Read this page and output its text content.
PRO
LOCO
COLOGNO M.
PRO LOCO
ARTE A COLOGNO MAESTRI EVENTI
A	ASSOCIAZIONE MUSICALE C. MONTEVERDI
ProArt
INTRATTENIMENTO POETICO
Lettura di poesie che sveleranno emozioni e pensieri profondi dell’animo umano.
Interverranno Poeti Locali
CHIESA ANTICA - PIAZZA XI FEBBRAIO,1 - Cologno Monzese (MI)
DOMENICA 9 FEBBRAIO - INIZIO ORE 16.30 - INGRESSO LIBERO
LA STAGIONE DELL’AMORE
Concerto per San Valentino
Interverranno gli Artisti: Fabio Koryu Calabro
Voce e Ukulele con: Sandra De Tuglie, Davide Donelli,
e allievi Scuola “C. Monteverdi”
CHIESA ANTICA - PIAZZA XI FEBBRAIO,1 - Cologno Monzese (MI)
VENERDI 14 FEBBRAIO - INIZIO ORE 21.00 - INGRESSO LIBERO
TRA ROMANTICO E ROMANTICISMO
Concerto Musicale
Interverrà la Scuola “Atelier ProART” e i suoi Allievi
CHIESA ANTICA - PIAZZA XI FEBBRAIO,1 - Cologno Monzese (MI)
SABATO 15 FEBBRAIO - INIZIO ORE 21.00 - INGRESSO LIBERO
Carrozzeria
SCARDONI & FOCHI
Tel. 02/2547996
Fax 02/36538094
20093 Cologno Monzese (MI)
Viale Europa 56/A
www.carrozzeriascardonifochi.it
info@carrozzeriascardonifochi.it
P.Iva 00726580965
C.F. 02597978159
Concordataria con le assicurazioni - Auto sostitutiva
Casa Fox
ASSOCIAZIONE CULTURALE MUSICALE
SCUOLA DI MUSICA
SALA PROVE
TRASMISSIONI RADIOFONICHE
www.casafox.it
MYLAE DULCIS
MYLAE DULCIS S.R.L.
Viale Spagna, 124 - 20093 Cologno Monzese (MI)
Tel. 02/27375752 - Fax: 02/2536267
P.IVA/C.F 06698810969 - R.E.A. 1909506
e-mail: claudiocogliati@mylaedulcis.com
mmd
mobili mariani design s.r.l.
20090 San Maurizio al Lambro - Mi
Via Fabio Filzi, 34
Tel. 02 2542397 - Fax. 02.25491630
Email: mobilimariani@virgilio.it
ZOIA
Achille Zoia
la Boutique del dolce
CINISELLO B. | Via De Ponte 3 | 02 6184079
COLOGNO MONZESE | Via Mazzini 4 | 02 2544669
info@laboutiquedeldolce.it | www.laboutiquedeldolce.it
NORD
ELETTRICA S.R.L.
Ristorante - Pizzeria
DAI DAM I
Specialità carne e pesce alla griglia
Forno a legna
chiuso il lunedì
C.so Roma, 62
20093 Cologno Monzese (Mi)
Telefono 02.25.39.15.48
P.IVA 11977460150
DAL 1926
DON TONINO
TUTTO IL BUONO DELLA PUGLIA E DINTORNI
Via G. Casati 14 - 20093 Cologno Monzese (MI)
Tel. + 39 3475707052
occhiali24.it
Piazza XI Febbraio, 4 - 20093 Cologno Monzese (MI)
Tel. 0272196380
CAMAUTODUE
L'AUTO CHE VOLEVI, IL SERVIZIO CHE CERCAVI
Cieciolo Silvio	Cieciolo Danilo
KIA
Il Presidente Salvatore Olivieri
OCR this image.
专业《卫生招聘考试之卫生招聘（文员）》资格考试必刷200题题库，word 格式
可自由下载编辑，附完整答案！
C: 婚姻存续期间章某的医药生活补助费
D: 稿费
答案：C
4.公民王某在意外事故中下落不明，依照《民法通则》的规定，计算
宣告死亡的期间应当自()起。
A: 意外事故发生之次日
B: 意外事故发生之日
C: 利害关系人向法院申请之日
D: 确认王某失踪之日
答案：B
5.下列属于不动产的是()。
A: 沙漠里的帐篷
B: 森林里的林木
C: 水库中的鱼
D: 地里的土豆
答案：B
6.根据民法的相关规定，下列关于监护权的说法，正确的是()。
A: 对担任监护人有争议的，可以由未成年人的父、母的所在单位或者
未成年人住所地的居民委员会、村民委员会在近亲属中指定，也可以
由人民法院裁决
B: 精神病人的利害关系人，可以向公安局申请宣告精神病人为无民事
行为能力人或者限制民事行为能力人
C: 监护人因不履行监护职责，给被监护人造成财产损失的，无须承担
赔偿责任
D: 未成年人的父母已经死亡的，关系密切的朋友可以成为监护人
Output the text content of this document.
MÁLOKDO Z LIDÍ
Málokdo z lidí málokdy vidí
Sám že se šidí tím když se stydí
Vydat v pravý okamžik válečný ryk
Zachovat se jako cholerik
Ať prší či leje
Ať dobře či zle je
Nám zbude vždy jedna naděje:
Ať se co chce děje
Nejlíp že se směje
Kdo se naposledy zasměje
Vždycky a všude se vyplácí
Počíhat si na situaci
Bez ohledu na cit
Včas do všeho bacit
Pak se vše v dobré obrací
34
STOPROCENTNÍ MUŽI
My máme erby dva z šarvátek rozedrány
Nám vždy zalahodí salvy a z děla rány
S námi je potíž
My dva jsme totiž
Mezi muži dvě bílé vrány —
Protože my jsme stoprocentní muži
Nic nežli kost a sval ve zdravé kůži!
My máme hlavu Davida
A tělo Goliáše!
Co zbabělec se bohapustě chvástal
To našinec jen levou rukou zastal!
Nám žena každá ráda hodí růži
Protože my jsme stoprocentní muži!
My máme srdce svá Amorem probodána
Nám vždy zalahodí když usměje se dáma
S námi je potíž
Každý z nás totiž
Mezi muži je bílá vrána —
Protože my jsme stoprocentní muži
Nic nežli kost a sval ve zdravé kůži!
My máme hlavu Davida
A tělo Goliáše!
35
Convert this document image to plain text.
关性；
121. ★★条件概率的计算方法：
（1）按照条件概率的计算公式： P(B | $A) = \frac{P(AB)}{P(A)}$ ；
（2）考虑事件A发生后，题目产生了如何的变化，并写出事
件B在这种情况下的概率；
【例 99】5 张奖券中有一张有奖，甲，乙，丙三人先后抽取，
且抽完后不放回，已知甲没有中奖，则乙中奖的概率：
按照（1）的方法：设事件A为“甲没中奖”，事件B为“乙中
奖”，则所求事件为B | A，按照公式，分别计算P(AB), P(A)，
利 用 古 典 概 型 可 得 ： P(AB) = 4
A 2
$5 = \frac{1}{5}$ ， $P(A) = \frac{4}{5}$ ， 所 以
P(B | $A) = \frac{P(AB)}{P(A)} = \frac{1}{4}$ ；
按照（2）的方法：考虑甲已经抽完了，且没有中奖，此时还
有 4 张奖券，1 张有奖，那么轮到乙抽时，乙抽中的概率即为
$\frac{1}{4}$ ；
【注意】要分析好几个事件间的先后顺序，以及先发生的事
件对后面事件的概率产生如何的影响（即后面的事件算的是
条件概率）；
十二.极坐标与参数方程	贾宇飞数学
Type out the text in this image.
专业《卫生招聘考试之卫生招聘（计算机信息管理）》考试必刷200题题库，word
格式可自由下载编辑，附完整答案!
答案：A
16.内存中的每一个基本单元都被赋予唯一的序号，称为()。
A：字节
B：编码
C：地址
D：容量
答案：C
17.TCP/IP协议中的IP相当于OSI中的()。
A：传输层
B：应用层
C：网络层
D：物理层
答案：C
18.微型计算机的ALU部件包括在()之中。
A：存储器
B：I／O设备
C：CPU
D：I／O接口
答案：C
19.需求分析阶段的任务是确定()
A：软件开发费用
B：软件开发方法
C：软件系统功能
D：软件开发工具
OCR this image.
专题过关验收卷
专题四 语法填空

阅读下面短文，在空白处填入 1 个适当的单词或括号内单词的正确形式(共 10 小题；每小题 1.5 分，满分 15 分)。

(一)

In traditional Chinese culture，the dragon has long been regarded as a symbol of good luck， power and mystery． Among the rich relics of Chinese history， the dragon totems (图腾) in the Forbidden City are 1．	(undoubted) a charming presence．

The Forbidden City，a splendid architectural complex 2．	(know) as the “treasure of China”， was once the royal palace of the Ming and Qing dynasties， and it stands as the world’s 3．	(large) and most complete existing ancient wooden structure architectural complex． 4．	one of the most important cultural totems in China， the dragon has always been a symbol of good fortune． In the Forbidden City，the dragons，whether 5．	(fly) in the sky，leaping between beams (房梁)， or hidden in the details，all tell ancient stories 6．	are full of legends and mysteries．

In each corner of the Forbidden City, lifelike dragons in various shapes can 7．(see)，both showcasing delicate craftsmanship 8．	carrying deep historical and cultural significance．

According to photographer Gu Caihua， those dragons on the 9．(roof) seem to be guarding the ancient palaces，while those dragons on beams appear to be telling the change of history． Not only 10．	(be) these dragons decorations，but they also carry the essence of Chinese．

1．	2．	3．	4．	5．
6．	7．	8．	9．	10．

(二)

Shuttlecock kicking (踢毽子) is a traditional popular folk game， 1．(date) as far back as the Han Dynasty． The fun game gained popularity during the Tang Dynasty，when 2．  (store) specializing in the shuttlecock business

◇ ◇ ◇ ◇ ◇

> [GIVEN EXERCISE] Copy all lines from the material that contain "info".

> [COMPLETE RESPONSE]
info@carrozzeriascardonifochi.it
info@laboutiquedeldolce.it | www.laboutiquedeldolce.it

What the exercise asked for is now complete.